» LISTING:
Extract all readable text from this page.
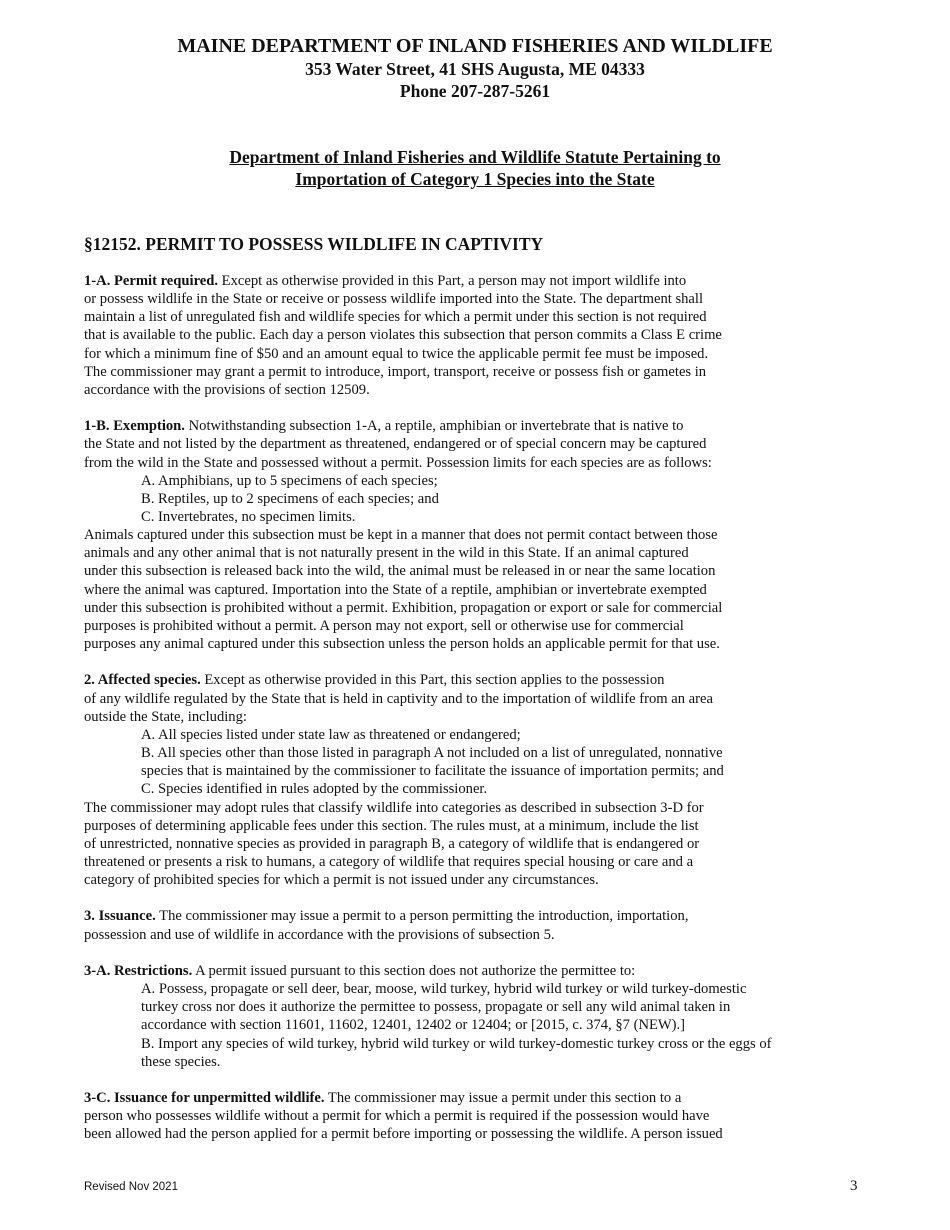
MAINE DEPARTMENT OF INLAND FISHERIES AND WILDLIFE
353 Water Street, 41 SHS Augusta, ME 04333
Phone 207-287-5261
Department of Inland Fisheries and Wildlife Statute Pertaining to
Importation of Category 1 Species into the State
§12152. PERMIT TO POSSESS WILDLIFE IN CAPTIVITY
1-A. Permit required. Except as otherwise provided in this Part, a person may not import wildlife into
or possess wildlife in the State or receive or possess wildlife imported into the State. The department shall
maintain a list of unregulated fish and wildlife species for which a permit under this section is not required
that is available to the public. Each day a person violates this subsection that person commits a Class E crime
for which a minimum fine of $50 and an amount equal to twice the applicable permit fee must be imposed.
The commissioner may grant a permit to introduce, import, transport, receive or possess fish or gametes in
accordance with the provisions of section 12509.
1-B. Exemption. Notwithstanding subsection 1-A, a reptile, amphibian or invertebrate that is native to
the State and not listed by the department as threatened, endangered or of special concern may be captured
from the wild in the State and possessed without a permit. Possession limits for each species are as follows:
A. Amphibians, up to 5 specimens of each species;
B. Reptiles, up to 2 specimens of each species; and
C. Invertebrates, no specimen limits.
Animals captured under this subsection must be kept in a manner that does not permit contact between those
animals and any other animal that is not naturally present in the wild in this State. If an animal captured
under this subsection is released back into the wild, the animal must be released in or near the same location
where the animal was captured. Importation into the State of a reptile, amphibian or invertebrate exempted
under this subsection is prohibited without a permit. Exhibition, propagation or export or sale for commercial
purposes is prohibited without a permit. A person may not export, sell or otherwise use for commercial
purposes any animal captured under this subsection unless the person holds an applicable permit for that use.
2. Affected species. Except as otherwise provided in this Part, this section applies to the possession
of any wildlife regulated by the State that is held in captivity and to the importation of wildlife from an area
outside the State, including:
A. All species listed under state law as threatened or endangered;
B. All species other than those listed in paragraph A not included on a list of unregulated, nonnative
species that is maintained by the commissioner to facilitate the issuance of importation permits; and
C. Species identified in rules adopted by the commissioner.
The commissioner may adopt rules that classify wildlife into categories as described in subsection 3-D for
purposes of determining applicable fees under this section. The rules must, at a minimum, include the list
of unrestricted, nonnative species as provided in paragraph B, a category of wildlife that is endangered or
threatened or presents a risk to humans, a category of wildlife that requires special housing or care and a
category of prohibited species for which a permit is not issued under any circumstances.
3. Issuance. The commissioner may issue a permit to a person permitting the introduction, importation,
possession and use of wildlife in accordance with the provisions of subsection 5.
3-A. Restrictions. A permit issued pursuant to this section does not authorize the permittee to:
A. Possess, propagate or sell deer, bear, moose, wild turkey, hybrid wild turkey or wild turkey-domestic
turkey cross nor does it authorize the permittee to possess, propagate or sell any wild animal taken in
accordance with section 11601, 11602, 12401, 12402 or 12404; or [2015, c. 374, §7 (NEW).]
B. Import any species of wild turkey, hybrid wild turkey or wild turkey-domestic turkey cross or the eggs of
these species.
3-C. Issuance for unpermitted wildlife. The commissioner may issue a permit under this section to a
person who possesses wildlife without a permit for which a permit is required if the possession would have
been allowed had the person applied for a permit before importing or possessing the wildlife. A person issued
Revised Nov 2021	3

» GOAL: Copy every record above exactly as written, but leave out the pictures.

» FINISHED EXERCISE:
Extract all readable text from this page.
MAINE DEPARTMENT OF INLAND FISHERIES AND WILDLIFE
353 Water Street, 41 SHS Augusta, ME 04333
Phone 207-287-5261
Department of Inland Fisheries and Wildlife Statute Pertaining to
Importation of Category 1 Species into the State
§12152. PERMIT TO POSSESS WILDLIFE IN CAPTIVITY
1-A. Permit required. Except as otherwise provided in this Part, a person may not import wildlife into
or possess wildlife in the State or receive or possess wildlife imported into the State. The department shall
maintain a list of unregulated fish and wildlife species for which a permit under this section is not required
that is available to the public. Each day a person violates this subsection that person commits a Class E crime
for which a minimum fine of $50 and an amount equal to twice the applicable permit fee must be imposed.
The commissioner may grant a permit to introduce, import, transport, receive or possess fish or gametes in
accordance with the provisions of section 12509.
1-B. Exemption. Notwithstanding subsection 1-A, a reptile, amphibian or invertebrate that is native to
the State and not listed by the department as threatened, endangered or of special concern may be captured
from the wild in the State and possessed without a permit. Possession limits for each species are as follows:
A. Amphibians, up to 5 specimens of each species;
B. Reptiles, up to 2 specimens of each species; and
C. Invertebrates, no specimen limits.
Animals captured under this subsection must be kept in a manner that does not permit contact between those
animals and any other animal that is not naturally present in the wild in this State. If an animal captured
under this subsection is released back into the wild, the animal must be released in or near the same location
where the animal was captured. Importation into the State of a reptile, amphibian or invertebrate exempted
under this subsection is prohibited without a permit. Exhibition, propagation or export or sale for commercial
purposes is prohibited without a permit. A person may not export, sell or otherwise use for commercial
purposes any animal captured under this subsection unless the person holds an applicable permit for that use.
2. Affected species. Except as otherwise provided in this Part, this section applies to the possession
of any wildlife regulated by the State that is held in captivity and to the importation of wildlife from an area
outside the State, including:
A. All species listed under state law as threatened or endangered;
B. All species other than those listed in paragraph A not included on a list of unregulated, nonnative
species that is maintained by the commissioner to facilitate the issuance of importation permits; and
C. Species identified in rules adopted by the commissioner.
The commissioner may adopt rules that classify wildlife into categories as described in subsection 3-D for
purposes of determining applicable fees under this section. The rules must, at a minimum, include the list
of unrestricted, nonnative species as provided in paragraph B, a category of wildlife that is endangered or
threatened or presents a risk to humans, a category of wildlife that requires special housing or care and a
category of prohibited species for which a permit is not issued under any circumstances.
3. Issuance. The commissioner may issue a permit to a person permitting the introduction, importation,
possession and use of wildlife in accordance with the provisions of subsection 5.
3-A. Restrictions. A permit issued pursuant to this section does not authorize the permittee to:
A. Possess, propagate or sell deer, bear, moose, wild turkey, hybrid wild turkey or wild turkey-domestic
turkey cross nor does it authorize the permittee to possess, propagate or sell any wild animal taken in
accordance with section 11601, 11602, 12401, 12402 or 12404; or [2015, c. 374, §7 (NEW).]
B. Import any species of wild turkey, hybrid wild turkey or wild turkey-domestic turkey cross or the eggs of
these species.
3-C. Issuance for unpermitted wildlife. The commissioner may issue a permit under this section to a
person who possesses wildlife without a permit for which a permit is required if the possession would have
been allowed had the person applied for a permit before importing or possessing the wildlife. A person issued
Revised Nov 2021	3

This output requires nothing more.